*** EXCERPTED TEXT Section Begins ***
God! I must look like a cynic to you, Swede. This is a breakdown on
how our HMOs operate. Do we need national health care or what?
* Your physician is a gatekeeper. Isn’t a gate designed to keep something out? Whud up?
* Managed care changes the way physicians can care for you and limits the circumstances and level of care as well as the types of surgery and medicine you may receive. In fact, managed care pays gatekeeper/providers more for giving less care and penalizes gatekeeper/providers for giving the care you expect. Managed care mangles the doctor-patient relationship, which matters only when you need it most. Precisely because most managed care patients are healthy, you won’t miss your doctor-patient relationship until you need it, and when you are sick you may be too preoccupied to do anything about what has become a provider-client relationship.
* Managed care companies track prescriptions written, referrals made, procedures performed by each contracted provider/gatekeeper and create a report documenting provider/gatekeeper behavior and how it aligns with other provider/gatekeepers' behavior, the Z score. A copy is sent to each provider/gatekeeper. United Health Group plans to publish these reports. Provider/gatekeepers with statistics outside an established range are reprimanded and/or money is withheld until behavior is corrected, that is until patients are given fewer prescriptions, fewer referrals, fewer procedures. If you assume the prescriptions, referrals, procedures are unnecessary the result saves money. What if the prescriptions, referrals or procedures are necessary, and what if the patient is you? Ask your provvider/gatekeeper if your insurance company effectively restricts your care because other patients have needed prescriptions, referrals or procedures this month or this quarter and if your provider/gatekeeper must alter his behavior and your care. Managed care companies and your provider/gatekeeper promote alternative therapies, ostensibly responding to patient demand, but the truth is clear: non-medical therapies cost less than medical and surgical therapy, but effectiveness is not established.
Capitation (this is not even in the dictionary)
*** EXCERPTED TEXT Section Ends ***
REQUIRED ACTION 1:
According to the text on HMOs, what do managed care companies track for each contracted provider/gatekeeper? List every item.
REQUIRED ACTION 2:
Reproduce the part of the text on HMOs from "God! I must" down to "a provider-client relationship.".
*** LISTED RECORDS Section Begins ***
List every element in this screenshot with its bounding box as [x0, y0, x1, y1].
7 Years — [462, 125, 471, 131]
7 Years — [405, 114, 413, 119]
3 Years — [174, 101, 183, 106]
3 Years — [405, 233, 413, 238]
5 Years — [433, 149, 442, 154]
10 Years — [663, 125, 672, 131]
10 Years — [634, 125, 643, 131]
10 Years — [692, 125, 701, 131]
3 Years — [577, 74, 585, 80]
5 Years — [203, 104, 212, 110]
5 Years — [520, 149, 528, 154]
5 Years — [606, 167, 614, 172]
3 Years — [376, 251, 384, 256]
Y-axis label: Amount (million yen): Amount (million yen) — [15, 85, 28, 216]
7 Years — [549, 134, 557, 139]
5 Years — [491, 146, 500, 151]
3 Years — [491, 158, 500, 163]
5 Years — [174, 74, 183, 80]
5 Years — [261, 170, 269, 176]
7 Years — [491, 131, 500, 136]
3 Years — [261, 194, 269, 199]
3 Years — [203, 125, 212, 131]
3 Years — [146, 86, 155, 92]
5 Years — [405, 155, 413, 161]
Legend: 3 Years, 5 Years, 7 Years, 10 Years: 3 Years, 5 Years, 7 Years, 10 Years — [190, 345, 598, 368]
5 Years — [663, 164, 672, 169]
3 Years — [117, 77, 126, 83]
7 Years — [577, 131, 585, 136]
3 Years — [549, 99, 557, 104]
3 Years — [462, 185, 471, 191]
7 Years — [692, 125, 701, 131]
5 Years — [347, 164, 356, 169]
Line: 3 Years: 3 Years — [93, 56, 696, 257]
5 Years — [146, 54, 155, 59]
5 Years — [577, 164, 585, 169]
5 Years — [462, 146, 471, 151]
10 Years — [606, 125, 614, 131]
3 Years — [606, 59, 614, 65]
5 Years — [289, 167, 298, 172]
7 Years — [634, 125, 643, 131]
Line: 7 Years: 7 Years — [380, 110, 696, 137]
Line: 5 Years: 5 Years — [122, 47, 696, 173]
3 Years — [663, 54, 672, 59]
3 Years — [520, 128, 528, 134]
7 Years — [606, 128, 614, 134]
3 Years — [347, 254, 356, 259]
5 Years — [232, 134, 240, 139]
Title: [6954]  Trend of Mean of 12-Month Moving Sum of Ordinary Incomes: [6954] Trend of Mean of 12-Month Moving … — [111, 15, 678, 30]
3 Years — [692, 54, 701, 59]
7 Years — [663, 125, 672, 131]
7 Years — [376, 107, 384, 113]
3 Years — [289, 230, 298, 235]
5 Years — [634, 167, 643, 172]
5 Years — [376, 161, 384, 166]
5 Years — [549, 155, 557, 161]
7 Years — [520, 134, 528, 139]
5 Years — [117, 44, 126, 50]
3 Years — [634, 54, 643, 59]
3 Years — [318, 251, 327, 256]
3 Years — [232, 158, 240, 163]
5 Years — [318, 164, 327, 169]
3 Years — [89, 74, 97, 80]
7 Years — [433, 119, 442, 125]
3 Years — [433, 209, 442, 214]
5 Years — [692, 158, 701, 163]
*** LISTED RECORDS Section Ends ***
OUTPUT 1:
- Prescriptions written
- Referrals made
- Procedures performed

OUTPUT 2:
God! I must look like a cynic to you, Swede. This is a breakdown on
how our HMOs operate. Do we need national health care or what?
* Your physician is a gatekeeper. Isn’t a gate designed to keep something out? Whud up?
* Managed care changes the way physicians can care for you and limits the circumstances and level of care as well as the types of surgery and medicine you may receive. In fact, managed care pays gatekeeper/providers more for giving less care and penalizes gatekeeper/providers for giving the care you expect. Managed care mangles the doctor-patient relationship, which matters only when you need it most. Precisely because most managed care patients are healthy, you won’t miss your doctor-patient relationship until you need it, and when you are sick you may be too preoccupied to do anything about what has become a provider-client relationship.